=== Task instructions ===
Check each line of the material. Copy those containing "upper".

-------- The records --------

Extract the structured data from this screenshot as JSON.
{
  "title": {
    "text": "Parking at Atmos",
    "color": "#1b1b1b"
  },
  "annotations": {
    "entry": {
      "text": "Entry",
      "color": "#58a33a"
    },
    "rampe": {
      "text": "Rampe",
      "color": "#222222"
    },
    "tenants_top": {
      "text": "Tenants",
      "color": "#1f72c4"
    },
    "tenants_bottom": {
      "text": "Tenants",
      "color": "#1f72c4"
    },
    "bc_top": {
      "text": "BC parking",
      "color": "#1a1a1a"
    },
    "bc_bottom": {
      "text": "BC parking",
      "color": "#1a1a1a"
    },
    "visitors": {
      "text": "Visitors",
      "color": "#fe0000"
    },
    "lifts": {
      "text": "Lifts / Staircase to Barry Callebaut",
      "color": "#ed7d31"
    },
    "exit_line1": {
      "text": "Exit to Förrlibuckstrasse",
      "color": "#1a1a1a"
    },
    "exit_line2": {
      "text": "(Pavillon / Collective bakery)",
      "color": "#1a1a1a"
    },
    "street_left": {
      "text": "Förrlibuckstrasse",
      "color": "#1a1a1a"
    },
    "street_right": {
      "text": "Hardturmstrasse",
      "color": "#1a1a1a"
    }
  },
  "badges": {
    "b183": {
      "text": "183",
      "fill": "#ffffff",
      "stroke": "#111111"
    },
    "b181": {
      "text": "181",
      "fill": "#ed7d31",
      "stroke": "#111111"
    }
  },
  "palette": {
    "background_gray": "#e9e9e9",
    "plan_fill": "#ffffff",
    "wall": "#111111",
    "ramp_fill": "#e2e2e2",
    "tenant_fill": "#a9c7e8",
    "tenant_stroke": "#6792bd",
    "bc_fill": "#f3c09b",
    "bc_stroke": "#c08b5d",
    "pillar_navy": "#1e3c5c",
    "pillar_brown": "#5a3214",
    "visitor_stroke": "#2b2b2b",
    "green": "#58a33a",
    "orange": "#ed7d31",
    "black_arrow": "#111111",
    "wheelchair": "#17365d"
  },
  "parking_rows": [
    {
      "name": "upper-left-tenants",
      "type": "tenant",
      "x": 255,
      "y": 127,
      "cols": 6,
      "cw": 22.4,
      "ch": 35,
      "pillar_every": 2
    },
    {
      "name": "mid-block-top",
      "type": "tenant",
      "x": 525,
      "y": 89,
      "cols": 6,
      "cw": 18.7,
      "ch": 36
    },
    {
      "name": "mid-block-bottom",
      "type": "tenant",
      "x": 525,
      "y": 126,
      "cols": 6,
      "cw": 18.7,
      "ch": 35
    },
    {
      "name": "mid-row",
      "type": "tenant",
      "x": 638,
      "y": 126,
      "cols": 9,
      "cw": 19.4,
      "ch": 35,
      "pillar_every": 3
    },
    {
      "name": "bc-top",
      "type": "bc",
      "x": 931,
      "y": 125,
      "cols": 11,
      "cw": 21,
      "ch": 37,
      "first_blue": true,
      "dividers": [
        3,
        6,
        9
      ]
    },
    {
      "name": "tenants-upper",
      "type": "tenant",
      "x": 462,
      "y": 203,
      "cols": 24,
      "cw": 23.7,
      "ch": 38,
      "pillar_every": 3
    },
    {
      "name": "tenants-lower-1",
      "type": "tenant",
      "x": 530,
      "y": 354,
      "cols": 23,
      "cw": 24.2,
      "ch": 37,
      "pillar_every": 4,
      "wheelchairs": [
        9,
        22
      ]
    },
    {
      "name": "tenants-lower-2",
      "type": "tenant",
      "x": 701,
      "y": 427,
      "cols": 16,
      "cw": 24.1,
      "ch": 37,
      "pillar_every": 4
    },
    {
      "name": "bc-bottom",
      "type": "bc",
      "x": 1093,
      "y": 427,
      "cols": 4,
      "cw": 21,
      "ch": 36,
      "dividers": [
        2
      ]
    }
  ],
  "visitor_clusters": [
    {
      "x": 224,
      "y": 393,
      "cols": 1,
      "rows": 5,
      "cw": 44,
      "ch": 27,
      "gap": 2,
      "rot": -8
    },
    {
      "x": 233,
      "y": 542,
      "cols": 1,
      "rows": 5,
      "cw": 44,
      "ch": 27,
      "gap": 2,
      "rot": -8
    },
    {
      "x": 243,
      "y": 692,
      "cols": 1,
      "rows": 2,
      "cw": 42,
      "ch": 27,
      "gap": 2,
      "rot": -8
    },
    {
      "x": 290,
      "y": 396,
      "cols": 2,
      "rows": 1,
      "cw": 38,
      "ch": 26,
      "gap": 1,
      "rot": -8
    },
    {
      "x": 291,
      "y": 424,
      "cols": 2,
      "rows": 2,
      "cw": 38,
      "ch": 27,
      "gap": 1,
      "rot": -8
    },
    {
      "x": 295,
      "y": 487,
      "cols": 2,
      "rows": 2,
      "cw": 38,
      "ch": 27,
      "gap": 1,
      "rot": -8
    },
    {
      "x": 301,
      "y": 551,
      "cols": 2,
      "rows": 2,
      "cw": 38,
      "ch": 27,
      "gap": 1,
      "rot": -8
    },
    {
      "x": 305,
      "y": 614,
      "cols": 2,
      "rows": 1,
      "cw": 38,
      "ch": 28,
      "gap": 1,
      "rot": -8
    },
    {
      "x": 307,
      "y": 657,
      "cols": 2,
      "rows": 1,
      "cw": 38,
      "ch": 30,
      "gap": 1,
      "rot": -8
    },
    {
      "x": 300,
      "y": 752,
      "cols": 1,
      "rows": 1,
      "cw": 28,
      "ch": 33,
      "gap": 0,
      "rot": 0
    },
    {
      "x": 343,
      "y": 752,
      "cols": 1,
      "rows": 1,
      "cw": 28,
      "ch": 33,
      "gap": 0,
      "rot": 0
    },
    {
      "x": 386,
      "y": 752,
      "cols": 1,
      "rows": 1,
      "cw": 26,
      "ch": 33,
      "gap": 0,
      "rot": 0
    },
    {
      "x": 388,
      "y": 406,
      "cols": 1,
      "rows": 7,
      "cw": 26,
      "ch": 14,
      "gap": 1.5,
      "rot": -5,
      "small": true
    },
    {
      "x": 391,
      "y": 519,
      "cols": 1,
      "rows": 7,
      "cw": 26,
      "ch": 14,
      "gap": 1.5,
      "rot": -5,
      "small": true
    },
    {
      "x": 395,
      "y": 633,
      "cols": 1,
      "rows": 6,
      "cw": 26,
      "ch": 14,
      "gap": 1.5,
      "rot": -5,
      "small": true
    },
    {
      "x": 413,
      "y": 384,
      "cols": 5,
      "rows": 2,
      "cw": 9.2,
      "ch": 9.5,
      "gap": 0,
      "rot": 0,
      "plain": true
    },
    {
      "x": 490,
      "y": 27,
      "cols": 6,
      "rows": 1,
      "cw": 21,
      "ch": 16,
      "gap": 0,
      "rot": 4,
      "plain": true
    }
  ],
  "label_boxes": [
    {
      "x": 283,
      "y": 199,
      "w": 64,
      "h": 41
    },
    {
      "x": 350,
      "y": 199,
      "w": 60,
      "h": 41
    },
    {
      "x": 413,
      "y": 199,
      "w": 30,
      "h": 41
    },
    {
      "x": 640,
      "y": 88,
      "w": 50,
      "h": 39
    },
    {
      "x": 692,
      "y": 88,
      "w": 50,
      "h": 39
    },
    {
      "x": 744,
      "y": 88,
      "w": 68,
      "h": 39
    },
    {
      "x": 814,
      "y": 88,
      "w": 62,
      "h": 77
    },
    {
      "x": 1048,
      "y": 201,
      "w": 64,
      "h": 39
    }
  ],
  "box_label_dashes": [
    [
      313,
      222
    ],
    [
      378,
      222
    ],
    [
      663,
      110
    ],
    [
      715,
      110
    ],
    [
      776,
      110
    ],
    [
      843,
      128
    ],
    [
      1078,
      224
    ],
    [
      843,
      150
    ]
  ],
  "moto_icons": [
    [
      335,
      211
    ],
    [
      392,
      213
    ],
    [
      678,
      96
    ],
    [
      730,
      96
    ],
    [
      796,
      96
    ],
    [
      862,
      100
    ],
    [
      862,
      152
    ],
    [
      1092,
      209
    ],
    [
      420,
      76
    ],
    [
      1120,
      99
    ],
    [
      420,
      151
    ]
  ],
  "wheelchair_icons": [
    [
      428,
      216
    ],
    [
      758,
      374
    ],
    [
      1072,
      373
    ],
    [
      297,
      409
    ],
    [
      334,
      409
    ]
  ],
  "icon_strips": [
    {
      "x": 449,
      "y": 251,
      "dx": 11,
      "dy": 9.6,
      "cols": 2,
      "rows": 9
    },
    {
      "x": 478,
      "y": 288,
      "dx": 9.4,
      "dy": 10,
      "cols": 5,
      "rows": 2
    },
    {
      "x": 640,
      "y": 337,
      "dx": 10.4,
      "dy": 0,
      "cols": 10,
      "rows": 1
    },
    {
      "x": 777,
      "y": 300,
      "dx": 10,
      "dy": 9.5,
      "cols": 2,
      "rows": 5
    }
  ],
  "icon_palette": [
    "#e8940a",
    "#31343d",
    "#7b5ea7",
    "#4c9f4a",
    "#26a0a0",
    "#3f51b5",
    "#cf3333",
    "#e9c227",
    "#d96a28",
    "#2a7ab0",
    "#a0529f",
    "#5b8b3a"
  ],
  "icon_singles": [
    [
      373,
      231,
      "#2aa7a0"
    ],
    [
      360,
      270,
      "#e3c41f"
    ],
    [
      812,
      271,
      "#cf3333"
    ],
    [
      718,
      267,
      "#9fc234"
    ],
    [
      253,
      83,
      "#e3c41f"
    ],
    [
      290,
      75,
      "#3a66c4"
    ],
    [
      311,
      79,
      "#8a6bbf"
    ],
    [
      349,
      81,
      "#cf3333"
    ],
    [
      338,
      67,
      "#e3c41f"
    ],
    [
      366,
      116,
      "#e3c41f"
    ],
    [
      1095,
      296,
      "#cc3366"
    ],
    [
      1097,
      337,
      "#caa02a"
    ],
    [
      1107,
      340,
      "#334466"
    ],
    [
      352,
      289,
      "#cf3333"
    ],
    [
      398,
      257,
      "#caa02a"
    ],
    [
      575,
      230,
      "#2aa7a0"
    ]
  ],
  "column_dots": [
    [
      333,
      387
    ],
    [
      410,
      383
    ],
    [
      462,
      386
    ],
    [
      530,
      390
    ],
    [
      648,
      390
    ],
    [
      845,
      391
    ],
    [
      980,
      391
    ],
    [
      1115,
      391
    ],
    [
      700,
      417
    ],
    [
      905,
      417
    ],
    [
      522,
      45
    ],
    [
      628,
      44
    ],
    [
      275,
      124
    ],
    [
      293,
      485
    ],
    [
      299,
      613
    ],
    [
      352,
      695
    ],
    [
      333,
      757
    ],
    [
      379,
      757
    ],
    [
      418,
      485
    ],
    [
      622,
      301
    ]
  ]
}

--------

=== Answer ===
      "name": "upper-left-tenants",
      "name": "tenants-upper",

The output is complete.